» Try it
The answer must consist of every line in the records below that contains the string "Voir".

(Entries of transcribed document text)

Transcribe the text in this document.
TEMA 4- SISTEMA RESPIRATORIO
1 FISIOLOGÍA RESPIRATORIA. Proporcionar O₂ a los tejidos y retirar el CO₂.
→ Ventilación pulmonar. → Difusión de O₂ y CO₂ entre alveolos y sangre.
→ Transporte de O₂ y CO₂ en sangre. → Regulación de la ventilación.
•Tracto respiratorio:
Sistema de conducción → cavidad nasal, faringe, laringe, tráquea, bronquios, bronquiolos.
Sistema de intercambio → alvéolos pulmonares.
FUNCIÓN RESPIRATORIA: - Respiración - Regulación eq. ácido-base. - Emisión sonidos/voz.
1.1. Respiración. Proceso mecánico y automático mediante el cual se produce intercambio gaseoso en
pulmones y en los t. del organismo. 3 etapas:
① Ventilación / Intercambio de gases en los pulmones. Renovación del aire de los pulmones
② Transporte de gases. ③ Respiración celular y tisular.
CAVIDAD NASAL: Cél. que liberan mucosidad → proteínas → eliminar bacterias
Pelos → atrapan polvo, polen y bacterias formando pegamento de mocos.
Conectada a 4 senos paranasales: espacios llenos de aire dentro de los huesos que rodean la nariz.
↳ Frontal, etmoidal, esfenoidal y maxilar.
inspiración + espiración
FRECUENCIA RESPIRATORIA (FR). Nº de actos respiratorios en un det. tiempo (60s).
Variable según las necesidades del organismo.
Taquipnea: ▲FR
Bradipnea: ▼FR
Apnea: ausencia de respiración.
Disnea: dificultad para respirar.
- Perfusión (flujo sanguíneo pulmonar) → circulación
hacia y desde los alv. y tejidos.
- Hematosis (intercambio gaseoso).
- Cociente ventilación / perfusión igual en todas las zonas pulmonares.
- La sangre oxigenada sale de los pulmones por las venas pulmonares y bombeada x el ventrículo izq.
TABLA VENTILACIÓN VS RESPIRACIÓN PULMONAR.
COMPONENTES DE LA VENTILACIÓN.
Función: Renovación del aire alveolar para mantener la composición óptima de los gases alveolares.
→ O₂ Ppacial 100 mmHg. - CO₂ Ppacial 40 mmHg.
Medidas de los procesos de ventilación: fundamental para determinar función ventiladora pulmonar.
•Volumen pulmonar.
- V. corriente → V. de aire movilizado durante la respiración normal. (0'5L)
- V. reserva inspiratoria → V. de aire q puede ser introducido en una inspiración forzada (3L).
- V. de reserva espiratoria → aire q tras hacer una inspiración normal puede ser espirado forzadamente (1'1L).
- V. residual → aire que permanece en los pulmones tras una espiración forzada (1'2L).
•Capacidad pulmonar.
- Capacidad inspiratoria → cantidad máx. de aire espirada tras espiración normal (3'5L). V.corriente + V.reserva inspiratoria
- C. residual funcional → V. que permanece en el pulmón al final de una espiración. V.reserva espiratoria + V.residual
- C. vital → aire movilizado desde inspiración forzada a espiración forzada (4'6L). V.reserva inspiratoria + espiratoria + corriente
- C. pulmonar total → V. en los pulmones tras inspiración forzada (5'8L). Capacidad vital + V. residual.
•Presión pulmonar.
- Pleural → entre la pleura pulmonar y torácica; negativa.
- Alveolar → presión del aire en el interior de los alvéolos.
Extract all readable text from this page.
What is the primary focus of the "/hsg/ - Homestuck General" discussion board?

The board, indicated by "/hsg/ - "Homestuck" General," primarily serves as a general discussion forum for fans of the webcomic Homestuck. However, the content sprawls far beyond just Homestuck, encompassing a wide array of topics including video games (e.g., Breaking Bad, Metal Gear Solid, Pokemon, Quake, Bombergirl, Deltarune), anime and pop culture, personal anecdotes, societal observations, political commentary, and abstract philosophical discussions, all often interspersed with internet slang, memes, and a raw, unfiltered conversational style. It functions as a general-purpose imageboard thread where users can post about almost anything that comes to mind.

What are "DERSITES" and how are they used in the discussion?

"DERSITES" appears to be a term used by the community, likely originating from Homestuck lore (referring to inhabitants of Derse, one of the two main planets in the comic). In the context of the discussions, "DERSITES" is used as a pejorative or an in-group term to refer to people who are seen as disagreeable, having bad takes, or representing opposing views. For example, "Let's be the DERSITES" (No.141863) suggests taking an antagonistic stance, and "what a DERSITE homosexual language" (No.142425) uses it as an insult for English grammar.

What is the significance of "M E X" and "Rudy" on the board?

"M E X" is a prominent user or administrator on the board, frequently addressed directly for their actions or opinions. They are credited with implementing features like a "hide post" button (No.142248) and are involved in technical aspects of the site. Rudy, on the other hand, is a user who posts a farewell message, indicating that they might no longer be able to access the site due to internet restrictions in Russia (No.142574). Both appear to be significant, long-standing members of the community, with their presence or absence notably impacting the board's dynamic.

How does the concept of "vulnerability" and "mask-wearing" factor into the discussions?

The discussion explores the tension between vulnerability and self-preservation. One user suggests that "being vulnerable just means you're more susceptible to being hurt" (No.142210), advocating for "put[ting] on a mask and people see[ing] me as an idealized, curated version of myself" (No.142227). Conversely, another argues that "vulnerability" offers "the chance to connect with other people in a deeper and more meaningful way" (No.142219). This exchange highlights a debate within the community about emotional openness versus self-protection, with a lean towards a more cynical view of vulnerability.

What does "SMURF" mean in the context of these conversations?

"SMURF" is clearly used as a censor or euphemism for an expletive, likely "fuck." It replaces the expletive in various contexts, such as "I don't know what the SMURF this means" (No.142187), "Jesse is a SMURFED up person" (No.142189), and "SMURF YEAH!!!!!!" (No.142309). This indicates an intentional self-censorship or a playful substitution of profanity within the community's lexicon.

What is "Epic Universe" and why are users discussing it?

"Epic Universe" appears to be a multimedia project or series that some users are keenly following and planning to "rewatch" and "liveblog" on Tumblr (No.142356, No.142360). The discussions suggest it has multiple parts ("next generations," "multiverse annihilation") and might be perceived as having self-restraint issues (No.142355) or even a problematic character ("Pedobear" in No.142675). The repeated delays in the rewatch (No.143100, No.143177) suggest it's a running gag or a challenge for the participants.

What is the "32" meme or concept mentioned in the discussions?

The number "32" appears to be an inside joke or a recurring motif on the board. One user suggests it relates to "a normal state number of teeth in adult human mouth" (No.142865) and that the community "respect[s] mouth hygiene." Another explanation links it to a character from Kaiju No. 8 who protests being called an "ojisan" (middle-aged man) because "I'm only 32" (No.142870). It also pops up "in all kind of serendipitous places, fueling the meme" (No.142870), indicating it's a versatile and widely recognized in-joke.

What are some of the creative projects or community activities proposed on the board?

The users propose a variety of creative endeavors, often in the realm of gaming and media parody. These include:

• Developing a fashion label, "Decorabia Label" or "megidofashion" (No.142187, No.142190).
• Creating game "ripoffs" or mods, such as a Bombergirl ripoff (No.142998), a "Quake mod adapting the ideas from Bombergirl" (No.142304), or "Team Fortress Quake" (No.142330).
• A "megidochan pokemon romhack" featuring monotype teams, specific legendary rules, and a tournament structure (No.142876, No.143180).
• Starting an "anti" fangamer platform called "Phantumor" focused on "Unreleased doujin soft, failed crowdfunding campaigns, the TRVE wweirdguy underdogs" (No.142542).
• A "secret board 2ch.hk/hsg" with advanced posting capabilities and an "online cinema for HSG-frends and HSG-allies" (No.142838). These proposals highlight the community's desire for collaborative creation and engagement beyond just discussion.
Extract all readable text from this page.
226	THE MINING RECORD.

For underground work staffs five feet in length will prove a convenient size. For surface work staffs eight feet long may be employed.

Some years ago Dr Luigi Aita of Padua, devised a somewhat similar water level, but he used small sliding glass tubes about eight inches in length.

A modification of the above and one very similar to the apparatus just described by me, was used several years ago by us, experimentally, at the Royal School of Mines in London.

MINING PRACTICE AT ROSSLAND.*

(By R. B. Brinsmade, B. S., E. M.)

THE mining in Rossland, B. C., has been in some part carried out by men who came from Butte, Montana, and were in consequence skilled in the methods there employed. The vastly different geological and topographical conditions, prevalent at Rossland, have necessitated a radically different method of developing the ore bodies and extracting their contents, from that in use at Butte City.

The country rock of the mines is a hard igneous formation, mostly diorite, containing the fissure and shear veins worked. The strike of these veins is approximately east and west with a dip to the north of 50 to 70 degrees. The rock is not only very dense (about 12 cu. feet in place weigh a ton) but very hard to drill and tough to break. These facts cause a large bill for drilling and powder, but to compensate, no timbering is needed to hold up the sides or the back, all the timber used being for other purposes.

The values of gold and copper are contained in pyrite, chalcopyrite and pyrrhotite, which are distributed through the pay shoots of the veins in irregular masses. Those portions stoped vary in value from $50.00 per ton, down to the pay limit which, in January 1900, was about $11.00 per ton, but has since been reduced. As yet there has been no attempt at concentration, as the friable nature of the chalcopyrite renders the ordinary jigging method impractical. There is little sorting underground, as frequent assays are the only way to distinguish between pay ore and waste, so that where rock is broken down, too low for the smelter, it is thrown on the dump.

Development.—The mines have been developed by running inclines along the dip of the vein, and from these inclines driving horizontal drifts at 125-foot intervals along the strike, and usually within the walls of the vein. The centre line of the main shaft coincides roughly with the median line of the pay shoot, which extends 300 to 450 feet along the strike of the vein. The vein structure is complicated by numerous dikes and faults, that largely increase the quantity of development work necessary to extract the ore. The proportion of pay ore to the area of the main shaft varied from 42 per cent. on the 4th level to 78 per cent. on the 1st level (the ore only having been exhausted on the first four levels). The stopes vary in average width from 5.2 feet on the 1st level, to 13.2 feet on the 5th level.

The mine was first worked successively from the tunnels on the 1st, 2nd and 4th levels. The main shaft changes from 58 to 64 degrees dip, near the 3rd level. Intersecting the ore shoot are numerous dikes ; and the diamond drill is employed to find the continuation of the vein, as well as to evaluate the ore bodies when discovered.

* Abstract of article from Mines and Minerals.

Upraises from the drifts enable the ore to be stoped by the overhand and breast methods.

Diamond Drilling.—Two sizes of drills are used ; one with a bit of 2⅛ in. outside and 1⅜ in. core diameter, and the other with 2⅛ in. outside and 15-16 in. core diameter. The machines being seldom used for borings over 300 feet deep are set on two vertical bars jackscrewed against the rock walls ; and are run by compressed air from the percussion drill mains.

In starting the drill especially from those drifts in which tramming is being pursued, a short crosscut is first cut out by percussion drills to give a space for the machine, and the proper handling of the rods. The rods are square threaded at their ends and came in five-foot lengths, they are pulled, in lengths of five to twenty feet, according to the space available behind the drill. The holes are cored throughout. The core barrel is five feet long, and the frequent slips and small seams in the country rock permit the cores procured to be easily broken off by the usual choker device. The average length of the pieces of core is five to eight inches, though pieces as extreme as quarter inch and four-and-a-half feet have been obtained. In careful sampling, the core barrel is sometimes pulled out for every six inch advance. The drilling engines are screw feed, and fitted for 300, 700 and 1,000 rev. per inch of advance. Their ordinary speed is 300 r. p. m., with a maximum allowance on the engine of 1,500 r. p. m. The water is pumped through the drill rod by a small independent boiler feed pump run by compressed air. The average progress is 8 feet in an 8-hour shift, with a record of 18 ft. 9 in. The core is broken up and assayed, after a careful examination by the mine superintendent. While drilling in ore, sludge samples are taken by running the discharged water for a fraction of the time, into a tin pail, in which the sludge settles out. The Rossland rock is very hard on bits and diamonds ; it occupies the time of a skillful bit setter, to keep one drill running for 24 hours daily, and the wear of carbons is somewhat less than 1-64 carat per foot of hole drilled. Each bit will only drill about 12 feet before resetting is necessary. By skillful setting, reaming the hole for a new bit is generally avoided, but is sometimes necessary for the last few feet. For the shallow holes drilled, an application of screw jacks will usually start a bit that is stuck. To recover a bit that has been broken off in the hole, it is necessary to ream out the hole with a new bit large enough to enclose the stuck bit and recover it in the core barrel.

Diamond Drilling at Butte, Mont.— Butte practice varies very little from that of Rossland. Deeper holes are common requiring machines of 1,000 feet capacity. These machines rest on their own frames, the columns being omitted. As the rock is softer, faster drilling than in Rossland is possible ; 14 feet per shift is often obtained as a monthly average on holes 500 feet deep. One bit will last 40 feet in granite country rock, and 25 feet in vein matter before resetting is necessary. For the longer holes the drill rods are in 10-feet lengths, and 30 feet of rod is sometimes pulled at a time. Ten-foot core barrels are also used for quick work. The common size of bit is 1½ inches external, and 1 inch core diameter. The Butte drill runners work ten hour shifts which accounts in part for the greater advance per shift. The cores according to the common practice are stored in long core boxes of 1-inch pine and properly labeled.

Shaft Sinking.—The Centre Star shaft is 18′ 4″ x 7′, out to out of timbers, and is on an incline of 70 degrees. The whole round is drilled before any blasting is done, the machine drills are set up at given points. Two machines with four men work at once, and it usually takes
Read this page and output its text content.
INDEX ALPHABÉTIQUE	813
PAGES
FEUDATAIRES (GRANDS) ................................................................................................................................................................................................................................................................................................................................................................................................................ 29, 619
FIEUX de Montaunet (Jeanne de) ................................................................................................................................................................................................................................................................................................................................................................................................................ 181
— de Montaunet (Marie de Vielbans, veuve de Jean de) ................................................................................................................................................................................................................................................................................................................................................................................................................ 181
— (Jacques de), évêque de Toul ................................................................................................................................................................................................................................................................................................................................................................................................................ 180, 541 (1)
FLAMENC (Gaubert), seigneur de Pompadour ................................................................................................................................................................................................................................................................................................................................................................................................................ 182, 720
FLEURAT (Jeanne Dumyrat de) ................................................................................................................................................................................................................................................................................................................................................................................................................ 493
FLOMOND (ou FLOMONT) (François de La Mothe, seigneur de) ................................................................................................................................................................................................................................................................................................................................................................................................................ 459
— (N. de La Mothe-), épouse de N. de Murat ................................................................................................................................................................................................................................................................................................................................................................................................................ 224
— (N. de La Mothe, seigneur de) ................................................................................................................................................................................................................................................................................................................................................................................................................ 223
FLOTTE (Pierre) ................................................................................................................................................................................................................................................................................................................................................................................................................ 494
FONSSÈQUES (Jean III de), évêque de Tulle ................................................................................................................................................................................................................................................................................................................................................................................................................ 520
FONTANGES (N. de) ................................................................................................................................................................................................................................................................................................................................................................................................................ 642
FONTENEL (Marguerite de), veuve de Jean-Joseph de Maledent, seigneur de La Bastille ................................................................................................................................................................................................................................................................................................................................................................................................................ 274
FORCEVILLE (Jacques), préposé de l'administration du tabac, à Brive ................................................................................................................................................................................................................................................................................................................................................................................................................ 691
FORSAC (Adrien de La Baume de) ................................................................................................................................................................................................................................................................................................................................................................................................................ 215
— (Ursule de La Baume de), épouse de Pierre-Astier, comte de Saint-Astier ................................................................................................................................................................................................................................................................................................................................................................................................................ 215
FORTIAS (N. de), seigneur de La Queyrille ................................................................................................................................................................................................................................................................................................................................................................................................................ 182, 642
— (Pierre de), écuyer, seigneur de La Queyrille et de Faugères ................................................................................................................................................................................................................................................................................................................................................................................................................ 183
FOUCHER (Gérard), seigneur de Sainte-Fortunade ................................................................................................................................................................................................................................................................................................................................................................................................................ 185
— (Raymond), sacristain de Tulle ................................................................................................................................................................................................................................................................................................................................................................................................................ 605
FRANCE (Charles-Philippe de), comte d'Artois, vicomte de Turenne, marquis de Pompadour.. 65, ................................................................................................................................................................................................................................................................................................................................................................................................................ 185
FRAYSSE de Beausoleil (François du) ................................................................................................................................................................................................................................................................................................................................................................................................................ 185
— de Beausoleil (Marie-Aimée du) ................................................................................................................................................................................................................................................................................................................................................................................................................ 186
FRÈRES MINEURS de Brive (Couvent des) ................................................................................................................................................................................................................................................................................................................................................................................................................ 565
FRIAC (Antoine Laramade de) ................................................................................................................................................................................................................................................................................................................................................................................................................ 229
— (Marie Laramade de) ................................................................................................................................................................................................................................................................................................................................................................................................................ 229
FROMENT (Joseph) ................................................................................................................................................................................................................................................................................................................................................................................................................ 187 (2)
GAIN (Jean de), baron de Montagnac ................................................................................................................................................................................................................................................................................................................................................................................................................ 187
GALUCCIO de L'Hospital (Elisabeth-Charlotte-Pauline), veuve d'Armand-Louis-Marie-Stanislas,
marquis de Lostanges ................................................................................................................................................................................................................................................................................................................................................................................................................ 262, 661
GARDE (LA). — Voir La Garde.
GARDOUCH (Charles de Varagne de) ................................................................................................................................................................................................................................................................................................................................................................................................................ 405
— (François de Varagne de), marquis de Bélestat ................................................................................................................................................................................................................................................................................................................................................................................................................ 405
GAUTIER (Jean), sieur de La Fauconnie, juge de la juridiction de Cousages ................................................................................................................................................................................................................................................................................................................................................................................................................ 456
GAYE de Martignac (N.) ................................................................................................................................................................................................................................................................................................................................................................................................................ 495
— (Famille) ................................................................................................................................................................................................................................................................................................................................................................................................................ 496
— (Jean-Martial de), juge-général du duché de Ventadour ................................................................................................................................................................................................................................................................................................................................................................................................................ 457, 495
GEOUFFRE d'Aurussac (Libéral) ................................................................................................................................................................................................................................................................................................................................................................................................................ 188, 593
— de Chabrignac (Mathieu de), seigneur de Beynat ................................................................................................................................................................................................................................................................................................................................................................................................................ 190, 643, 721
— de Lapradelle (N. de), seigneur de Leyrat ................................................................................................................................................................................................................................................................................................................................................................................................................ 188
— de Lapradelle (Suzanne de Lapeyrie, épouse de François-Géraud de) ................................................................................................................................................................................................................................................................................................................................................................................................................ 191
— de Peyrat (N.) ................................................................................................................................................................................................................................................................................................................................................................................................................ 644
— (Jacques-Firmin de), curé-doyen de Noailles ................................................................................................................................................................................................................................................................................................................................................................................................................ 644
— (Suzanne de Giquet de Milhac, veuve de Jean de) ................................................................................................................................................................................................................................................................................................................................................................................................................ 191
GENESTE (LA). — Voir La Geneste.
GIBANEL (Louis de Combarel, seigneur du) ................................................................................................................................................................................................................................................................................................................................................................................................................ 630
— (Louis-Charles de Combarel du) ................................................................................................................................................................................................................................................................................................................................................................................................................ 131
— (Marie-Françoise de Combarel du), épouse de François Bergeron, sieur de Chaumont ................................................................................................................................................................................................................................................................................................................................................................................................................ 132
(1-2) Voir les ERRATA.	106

» Answer for this exercise
GARDE (LA). — Voir La Garde.
GENESTE (LA). — Voir La Geneste.
(1-2) Voir les ERRATA.	106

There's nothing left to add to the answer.